**Exercise details**
Go through the material below and count the lines with the string "JSON"; the number is the whole answer.

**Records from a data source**
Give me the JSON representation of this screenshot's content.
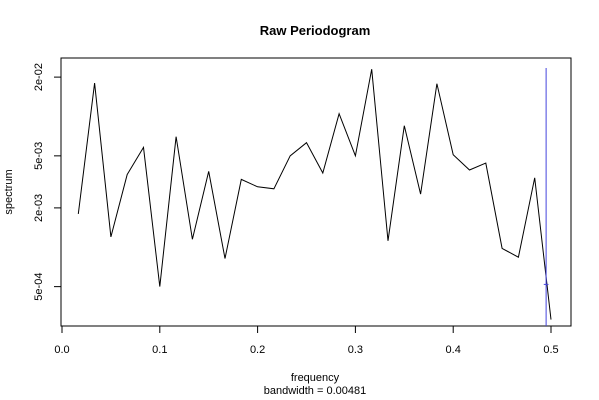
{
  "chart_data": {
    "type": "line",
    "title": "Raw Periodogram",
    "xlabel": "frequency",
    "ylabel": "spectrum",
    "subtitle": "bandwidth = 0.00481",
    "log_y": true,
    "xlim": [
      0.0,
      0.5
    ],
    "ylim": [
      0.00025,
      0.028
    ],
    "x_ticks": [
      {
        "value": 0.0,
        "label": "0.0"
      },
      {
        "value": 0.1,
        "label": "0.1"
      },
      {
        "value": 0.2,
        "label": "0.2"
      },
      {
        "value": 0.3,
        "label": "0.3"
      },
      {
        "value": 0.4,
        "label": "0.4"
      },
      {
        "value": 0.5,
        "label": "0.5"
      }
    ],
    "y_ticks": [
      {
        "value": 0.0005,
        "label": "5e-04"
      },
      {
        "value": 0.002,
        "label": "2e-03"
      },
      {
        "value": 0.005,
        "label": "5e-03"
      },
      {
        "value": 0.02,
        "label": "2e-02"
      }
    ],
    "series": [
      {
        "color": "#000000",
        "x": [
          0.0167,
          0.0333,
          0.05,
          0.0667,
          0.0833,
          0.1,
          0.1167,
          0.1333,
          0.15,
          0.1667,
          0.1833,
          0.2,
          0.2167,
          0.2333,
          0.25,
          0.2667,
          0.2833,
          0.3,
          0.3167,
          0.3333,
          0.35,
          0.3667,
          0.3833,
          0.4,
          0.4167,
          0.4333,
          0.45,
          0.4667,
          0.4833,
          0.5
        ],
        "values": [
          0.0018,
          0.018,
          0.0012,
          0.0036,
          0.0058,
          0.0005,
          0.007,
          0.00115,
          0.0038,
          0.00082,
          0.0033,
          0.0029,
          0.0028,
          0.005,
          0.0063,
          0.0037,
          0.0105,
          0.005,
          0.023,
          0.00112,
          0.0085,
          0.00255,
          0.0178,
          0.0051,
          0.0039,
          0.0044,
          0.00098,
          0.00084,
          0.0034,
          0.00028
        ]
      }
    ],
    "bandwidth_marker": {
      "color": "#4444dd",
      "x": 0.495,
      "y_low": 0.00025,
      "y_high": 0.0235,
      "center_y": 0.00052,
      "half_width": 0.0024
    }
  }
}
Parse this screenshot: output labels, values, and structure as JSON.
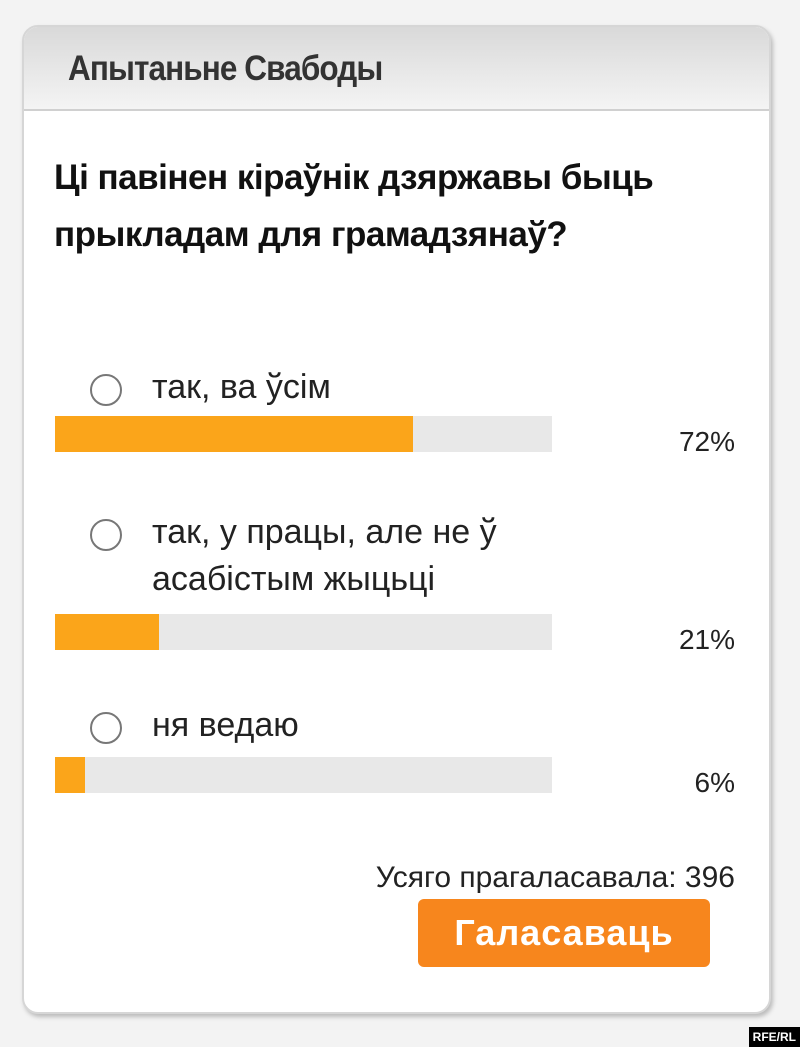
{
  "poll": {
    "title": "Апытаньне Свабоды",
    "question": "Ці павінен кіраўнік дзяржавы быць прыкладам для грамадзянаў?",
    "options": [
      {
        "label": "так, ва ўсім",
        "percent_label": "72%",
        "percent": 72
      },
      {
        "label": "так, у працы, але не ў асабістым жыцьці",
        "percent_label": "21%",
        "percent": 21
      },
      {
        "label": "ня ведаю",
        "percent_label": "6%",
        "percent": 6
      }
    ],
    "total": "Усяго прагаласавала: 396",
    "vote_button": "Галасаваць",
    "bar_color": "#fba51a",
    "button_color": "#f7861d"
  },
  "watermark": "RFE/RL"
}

**The result**
2